* START STORED DATA *

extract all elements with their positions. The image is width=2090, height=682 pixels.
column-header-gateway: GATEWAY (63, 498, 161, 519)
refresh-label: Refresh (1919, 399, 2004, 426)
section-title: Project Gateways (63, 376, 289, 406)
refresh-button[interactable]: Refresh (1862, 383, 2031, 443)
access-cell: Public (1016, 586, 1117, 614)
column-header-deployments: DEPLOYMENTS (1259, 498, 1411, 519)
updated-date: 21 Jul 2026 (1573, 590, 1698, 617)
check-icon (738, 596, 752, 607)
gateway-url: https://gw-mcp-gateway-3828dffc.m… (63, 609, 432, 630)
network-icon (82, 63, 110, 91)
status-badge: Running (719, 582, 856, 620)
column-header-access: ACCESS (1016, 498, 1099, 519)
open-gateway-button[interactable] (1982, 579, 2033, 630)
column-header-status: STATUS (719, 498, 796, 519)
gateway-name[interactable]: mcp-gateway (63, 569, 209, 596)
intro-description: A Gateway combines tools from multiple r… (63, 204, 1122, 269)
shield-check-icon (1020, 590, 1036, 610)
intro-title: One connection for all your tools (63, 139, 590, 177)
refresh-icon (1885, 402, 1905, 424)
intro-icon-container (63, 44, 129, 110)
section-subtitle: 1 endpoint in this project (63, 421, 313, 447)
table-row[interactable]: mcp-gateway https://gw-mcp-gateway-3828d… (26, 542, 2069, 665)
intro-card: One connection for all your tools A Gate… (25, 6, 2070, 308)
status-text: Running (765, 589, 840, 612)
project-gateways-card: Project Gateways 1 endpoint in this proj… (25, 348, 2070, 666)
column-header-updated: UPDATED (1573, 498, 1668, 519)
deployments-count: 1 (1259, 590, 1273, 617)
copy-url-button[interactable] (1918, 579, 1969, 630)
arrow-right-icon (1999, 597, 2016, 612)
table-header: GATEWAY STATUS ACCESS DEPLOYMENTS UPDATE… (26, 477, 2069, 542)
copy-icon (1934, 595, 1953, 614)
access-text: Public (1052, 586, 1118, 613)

* END STORED DATA *

GOAL | Please retype the lines from the beginning of the items through the line containing "609, 432, 630)", including both, with every character unchanged.

CORRECT RESPONSE |
extract all elements with their positions. The image is width=2090, height=682 pixels.
column-header-gateway: GATEWAY (63, 498, 161, 519)
refresh-label: Refresh (1919, 399, 2004, 426)
section-title: Project Gateways (63, 376, 289, 406)
refresh-button[interactable]: Refresh (1862, 383, 2031, 443)
access-cell: Public (1016, 586, 1117, 614)
column-header-deployments: DEPLOYMENTS (1259, 498, 1411, 519)
updated-date: 21 Jul 2026 (1573, 590, 1698, 617)
check-icon (738, 596, 752, 607)
gateway-url: https://gw-mcp-gateway-3828dffc.m… (63, 609, 432, 630)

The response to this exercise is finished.